* _TASK STATEMENT_
Write out the data below in full, unchanged, minus the images.

Rows from a dataset
================================

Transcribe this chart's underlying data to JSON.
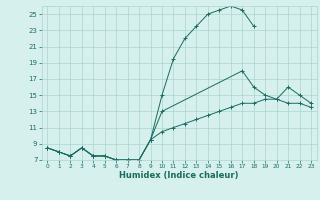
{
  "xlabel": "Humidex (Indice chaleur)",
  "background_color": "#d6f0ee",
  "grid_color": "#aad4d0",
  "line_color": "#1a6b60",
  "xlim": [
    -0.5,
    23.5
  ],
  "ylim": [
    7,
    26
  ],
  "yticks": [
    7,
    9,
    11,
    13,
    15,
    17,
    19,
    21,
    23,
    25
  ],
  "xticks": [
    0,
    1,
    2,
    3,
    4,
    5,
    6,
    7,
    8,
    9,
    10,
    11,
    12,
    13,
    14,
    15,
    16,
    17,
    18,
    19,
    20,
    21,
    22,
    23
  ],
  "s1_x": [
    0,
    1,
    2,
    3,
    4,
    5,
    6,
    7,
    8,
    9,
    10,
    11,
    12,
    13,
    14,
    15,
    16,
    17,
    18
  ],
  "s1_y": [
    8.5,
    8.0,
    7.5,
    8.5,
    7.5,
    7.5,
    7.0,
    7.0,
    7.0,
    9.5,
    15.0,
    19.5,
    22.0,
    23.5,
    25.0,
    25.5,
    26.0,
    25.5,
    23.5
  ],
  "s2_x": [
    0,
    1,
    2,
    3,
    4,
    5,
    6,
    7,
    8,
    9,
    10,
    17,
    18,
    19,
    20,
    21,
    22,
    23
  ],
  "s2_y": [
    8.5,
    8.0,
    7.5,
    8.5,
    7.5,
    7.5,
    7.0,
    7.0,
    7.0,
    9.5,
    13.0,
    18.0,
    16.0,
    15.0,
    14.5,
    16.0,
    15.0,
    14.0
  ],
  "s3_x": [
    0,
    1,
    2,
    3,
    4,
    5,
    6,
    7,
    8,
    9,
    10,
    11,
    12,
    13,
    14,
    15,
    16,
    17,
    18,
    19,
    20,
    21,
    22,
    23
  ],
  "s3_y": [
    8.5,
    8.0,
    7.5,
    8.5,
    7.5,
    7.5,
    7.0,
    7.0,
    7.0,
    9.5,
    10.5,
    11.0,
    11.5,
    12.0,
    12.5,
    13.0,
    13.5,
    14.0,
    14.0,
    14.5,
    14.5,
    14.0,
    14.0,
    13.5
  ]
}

================================

* _TASK OUTPUT_
Transcribe this chart's underlying data to JSON.
{
  "xlabel": "Humidex (Indice chaleur)",
  "background_color": "#d6f0ee",
  "grid_color": "#aad4d0",
  "line_color": "#1a6b60",
  "xlim": [
    -0.5,
    23.5
  ],
  "ylim": [
    7,
    26
  ],
  "yticks": [
    7,
    9,
    11,
    13,
    15,
    17,
    19,
    21,
    23,
    25
  ],
  "xticks": [
    0,
    1,
    2,
    3,
    4,
    5,
    6,
    7,
    8,
    9,
    10,
    11,
    12,
    13,
    14,
    15,
    16,
    17,
    18,
    19,
    20,
    21,
    22,
    23
  ],
  "s1_x": [
    0,
    1,
    2,
    3,
    4,
    5,
    6,
    7,
    8,
    9,
    10,
    11,
    12,
    13,
    14,
    15,
    16,
    17,
    18
  ],
  "s1_y": [
    8.5,
    8.0,
    7.5,
    8.5,
    7.5,
    7.5,
    7.0,
    7.0,
    7.0,
    9.5,
    15.0,
    19.5,
    22.0,
    23.5,
    25.0,
    25.5,
    26.0,
    25.5,
    23.5
  ],
  "s2_x": [
    0,
    1,
    2,
    3,
    4,
    5,
    6,
    7,
    8,
    9,
    10,
    17,
    18,
    19,
    20,
    21,
    22,
    23
  ],
  "s2_y": [
    8.5,
    8.0,
    7.5,
    8.5,
    7.5,
    7.5,
    7.0,
    7.0,
    7.0,
    9.5,
    13.0,
    18.0,
    16.0,
    15.0,
    14.5,
    16.0,
    15.0,
    14.0
  ],
  "s3_x": [
    0,
    1,
    2,
    3,
    4,
    5,
    6,
    7,
    8,
    9,
    10,
    11,
    12,
    13,
    14,
    15,
    16,
    17,
    18,
    19,
    20,
    21,
    22,
    23
  ],
  "s3_y": [
    8.5,
    8.0,
    7.5,
    8.5,
    7.5,
    7.5,
    7.0,
    7.0,
    7.0,
    9.5,
    10.5,
    11.0,
    11.5,
    12.0,
    12.5,
    13.0,
    13.5,
    14.0,
    14.0,
    14.5,
    14.5,
    14.0,
    14.0,
    13.5
  ]
}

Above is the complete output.